Saved entries
* * * * * * *

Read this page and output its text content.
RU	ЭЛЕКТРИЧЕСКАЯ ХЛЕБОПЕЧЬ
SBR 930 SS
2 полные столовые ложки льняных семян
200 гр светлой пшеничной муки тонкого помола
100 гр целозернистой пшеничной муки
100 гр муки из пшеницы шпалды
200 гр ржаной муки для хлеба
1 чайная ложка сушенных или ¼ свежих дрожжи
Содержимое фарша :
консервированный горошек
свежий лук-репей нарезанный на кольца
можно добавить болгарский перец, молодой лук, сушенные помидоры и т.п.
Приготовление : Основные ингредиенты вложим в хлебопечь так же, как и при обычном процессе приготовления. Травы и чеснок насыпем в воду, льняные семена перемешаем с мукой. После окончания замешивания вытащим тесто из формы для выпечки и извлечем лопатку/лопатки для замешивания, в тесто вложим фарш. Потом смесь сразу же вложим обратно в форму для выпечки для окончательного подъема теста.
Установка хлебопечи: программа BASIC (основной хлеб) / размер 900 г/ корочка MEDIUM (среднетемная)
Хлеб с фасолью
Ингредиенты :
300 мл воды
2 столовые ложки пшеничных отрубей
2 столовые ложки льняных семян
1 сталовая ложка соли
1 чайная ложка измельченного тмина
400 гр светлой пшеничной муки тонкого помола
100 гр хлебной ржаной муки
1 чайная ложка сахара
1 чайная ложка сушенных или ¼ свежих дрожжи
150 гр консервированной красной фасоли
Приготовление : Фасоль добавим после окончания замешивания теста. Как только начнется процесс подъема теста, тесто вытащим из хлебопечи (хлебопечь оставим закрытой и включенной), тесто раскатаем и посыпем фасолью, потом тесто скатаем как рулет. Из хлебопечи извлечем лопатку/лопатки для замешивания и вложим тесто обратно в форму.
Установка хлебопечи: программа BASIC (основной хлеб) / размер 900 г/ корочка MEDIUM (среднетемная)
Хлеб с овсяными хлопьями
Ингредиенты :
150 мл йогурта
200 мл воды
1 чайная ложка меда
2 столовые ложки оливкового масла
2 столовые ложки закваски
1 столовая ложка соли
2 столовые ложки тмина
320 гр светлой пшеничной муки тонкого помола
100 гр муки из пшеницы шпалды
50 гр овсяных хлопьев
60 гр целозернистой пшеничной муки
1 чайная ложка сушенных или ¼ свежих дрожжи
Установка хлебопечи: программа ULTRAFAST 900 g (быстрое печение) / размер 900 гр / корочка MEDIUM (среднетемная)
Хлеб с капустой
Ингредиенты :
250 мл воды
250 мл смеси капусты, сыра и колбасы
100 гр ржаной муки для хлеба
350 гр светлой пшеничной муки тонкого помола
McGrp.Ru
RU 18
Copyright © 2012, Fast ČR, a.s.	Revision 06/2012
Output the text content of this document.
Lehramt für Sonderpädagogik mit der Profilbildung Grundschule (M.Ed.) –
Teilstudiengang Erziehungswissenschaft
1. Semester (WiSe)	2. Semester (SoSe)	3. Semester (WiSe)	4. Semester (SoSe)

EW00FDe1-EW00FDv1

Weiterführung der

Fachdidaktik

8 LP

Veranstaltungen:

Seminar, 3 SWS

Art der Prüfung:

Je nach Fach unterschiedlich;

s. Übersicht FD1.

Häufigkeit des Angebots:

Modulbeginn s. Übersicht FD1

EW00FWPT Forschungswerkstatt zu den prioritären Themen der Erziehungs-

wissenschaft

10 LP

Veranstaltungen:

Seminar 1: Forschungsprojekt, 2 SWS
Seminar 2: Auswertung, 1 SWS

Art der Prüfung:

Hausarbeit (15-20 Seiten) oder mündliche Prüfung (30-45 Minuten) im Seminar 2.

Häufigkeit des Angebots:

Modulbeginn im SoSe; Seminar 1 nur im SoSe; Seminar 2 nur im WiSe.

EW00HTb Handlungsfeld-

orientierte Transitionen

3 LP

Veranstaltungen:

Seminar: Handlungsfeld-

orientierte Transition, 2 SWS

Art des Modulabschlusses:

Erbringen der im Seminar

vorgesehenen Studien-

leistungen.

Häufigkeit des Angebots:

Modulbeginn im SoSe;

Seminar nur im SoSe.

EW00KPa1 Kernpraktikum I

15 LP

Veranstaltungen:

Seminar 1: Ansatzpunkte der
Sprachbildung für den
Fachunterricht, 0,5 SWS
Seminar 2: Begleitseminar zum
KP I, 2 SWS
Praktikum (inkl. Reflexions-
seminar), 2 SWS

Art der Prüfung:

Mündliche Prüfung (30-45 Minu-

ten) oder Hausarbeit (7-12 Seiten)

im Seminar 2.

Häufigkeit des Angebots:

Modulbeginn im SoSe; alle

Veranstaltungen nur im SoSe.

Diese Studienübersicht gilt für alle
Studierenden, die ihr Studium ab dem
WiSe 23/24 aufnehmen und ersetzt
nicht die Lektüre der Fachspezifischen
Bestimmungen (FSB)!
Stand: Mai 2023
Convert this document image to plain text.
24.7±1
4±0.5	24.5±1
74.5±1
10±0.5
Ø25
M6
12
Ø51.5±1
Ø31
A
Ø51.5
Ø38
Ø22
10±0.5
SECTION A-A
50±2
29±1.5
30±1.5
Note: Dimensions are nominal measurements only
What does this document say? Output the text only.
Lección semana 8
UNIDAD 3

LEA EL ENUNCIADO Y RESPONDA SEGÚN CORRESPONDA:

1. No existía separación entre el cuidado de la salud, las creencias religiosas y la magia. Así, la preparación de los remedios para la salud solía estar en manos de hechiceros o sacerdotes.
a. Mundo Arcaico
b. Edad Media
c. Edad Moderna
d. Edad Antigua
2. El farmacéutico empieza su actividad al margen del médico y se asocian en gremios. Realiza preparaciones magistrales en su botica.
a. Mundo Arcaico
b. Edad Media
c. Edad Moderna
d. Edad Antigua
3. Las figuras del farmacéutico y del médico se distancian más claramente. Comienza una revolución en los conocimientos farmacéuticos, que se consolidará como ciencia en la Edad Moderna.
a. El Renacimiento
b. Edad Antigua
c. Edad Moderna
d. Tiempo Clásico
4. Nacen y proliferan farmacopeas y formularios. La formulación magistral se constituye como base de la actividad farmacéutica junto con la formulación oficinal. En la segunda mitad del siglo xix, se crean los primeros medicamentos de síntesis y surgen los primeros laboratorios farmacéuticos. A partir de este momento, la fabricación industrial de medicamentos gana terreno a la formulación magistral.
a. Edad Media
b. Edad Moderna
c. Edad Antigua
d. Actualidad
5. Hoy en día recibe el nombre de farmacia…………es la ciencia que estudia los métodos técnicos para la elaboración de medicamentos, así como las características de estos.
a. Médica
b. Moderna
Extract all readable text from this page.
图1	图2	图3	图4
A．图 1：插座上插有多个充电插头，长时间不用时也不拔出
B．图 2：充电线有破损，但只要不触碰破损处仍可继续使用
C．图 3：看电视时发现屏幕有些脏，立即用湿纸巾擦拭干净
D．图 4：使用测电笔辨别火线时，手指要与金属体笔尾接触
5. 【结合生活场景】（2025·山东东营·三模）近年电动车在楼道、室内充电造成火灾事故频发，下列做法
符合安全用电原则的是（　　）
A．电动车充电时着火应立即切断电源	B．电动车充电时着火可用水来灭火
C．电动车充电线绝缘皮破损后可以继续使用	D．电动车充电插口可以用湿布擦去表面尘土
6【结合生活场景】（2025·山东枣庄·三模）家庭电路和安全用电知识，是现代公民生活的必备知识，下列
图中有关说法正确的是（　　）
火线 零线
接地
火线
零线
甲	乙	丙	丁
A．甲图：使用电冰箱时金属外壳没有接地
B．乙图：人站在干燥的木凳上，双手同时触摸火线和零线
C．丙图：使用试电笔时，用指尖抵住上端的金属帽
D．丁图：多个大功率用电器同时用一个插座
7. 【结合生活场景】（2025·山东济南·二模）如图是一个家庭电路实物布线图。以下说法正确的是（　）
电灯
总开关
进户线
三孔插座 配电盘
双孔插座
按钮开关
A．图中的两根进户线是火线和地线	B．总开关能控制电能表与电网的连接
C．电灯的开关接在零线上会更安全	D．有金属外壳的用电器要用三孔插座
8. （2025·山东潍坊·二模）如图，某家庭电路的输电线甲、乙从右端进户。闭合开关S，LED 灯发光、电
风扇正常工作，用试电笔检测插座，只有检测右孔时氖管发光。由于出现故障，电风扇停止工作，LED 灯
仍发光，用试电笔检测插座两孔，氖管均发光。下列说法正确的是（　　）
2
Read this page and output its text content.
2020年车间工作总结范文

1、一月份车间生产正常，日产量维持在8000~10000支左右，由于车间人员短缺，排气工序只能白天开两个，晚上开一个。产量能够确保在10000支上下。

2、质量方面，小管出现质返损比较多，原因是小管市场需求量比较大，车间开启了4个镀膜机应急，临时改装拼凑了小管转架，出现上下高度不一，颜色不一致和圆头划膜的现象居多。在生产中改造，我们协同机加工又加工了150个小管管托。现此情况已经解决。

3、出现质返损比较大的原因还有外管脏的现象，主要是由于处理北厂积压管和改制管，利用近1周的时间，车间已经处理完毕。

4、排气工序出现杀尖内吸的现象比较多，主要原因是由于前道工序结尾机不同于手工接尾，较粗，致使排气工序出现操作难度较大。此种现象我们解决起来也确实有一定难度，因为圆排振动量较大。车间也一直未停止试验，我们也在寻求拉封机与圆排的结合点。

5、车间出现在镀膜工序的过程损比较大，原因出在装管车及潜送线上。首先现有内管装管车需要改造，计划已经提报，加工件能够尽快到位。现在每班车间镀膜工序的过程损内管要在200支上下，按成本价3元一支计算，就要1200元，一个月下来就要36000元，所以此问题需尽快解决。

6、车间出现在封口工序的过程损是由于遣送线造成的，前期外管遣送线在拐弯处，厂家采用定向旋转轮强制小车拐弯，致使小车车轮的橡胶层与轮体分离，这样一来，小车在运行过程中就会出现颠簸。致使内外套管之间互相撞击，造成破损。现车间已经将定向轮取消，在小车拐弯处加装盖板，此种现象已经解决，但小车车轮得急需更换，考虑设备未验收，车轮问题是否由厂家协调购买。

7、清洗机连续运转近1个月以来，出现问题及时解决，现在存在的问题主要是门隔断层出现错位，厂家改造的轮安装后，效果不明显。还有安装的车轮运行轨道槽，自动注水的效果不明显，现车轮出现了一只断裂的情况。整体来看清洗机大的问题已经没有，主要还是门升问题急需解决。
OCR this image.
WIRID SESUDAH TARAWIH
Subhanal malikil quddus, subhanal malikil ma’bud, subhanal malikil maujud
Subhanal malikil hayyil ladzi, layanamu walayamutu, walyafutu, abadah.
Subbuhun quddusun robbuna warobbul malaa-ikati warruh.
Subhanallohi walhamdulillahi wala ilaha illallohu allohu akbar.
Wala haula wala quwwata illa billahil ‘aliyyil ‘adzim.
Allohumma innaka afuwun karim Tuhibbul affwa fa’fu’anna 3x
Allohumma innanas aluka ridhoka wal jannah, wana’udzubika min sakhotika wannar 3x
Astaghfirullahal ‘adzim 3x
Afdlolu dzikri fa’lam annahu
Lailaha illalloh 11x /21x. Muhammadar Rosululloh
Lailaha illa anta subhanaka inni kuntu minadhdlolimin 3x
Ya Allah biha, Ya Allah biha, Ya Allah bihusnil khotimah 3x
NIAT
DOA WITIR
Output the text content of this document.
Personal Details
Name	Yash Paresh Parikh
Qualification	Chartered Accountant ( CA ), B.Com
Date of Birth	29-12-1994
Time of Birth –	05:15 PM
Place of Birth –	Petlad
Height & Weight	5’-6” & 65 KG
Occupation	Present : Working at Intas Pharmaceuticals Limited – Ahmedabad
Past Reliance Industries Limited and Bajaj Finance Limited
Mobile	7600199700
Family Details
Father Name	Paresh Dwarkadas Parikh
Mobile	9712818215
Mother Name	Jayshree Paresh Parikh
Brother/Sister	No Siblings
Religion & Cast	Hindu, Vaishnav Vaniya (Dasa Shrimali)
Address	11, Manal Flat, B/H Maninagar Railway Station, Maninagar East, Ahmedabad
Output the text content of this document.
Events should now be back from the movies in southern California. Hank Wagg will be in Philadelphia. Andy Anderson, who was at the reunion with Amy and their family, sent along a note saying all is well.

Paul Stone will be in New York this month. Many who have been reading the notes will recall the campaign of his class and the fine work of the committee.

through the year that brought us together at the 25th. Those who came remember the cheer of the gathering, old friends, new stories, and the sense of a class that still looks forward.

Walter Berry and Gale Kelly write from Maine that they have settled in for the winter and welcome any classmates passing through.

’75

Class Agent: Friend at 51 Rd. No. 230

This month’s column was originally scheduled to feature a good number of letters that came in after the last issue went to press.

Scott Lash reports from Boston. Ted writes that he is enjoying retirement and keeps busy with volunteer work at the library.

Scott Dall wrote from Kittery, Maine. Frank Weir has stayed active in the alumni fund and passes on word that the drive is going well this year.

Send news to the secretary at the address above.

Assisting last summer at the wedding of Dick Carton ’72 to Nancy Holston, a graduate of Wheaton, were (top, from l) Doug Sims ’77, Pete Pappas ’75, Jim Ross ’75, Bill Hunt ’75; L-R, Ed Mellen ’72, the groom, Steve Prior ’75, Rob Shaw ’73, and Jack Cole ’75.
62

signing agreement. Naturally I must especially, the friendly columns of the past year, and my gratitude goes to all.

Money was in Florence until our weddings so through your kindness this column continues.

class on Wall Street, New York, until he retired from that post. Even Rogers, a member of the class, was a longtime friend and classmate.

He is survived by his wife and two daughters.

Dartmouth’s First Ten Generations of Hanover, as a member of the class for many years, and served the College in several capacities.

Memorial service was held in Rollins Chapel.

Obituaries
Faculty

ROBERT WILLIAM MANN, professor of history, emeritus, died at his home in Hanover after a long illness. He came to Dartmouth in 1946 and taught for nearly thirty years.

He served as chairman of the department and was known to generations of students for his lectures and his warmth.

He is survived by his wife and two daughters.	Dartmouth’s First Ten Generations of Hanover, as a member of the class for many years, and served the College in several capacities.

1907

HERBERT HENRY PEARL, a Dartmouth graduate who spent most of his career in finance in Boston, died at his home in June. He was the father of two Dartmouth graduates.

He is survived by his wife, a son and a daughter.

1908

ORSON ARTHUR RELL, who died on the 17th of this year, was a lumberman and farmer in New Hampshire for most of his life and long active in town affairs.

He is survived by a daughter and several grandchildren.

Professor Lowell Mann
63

* * * * * * *

▸ **To be done**
Identify each line in the entries with the word "have" and copy it.

▸ **Answer to the task**
Paul Stone will be in New York this month. Many who have been reading the notes will recall the campaign of his class and the fine work of the committee.
Walter Berry and Gale Kelly write from Maine that they have settled in for the winter and welcome any classmates passing through.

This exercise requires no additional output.